== Aim of the exercise ==
Your answer should be a single number: the count of lines that include the word "selector".

╭─ Input

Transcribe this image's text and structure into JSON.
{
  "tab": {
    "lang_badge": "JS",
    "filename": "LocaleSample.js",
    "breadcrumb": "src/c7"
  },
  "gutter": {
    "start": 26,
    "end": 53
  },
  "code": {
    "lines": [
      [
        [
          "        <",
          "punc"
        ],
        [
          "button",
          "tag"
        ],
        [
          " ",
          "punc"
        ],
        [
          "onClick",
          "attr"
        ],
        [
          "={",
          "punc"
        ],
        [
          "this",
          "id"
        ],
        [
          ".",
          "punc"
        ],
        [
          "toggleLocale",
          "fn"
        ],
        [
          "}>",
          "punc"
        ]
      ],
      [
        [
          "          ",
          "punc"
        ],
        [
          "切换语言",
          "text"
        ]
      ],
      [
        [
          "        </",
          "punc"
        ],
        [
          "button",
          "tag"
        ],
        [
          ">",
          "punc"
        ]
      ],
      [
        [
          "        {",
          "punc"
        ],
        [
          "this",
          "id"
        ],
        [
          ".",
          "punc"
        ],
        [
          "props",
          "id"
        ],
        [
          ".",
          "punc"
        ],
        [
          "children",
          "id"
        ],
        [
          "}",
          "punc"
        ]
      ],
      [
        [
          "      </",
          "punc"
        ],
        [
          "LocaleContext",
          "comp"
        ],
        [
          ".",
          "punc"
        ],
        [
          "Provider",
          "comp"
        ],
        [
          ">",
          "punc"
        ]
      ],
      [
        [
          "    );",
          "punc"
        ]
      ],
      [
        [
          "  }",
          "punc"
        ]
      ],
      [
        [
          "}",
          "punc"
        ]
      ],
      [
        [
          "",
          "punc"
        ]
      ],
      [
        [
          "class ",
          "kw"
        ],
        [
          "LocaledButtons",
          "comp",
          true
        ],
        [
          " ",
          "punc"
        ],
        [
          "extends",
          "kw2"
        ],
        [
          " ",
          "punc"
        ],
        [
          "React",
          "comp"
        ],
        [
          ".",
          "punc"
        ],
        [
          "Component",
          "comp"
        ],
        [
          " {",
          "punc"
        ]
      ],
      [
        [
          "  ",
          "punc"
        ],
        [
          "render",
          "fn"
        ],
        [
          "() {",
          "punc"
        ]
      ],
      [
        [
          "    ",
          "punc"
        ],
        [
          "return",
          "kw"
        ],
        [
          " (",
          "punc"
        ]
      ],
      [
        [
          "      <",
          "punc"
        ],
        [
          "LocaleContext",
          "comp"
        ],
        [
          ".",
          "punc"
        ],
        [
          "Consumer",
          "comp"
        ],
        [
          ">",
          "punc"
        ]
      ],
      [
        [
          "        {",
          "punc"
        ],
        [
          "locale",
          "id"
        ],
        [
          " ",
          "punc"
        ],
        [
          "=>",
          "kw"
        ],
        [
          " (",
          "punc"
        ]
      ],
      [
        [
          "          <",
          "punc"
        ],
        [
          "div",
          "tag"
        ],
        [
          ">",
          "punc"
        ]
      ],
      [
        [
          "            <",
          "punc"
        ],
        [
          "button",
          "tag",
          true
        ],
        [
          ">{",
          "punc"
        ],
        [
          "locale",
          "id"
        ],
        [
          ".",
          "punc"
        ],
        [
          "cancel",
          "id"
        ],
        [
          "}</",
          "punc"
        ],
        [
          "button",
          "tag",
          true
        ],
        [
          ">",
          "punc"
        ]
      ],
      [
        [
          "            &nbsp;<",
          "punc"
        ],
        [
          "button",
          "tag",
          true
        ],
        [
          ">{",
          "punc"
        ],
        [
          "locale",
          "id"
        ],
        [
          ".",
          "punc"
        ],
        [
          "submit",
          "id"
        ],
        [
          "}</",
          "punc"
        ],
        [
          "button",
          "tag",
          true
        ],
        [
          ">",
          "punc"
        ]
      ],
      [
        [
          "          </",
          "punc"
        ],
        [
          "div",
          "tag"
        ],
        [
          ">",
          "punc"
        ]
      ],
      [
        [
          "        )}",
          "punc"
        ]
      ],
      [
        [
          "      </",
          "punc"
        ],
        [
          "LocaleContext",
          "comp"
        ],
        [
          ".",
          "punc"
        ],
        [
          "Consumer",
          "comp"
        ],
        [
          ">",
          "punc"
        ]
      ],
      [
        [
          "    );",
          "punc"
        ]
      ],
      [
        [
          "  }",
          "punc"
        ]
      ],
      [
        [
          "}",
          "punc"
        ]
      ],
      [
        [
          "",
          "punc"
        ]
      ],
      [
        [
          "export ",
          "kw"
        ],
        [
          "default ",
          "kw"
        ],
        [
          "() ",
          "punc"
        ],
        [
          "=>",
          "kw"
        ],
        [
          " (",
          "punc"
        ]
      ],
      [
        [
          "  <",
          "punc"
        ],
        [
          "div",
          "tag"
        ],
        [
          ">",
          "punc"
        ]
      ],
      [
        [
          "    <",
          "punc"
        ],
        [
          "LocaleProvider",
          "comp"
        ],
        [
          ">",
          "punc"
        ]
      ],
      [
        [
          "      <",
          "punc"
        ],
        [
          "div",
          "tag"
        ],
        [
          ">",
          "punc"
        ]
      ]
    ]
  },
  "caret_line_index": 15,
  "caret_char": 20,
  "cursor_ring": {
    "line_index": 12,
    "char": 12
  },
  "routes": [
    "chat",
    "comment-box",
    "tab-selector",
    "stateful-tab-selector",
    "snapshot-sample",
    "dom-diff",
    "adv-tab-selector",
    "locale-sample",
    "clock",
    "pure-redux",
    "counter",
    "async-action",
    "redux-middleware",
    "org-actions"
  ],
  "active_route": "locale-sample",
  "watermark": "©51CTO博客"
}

╰─

== Solution to this problem ==
3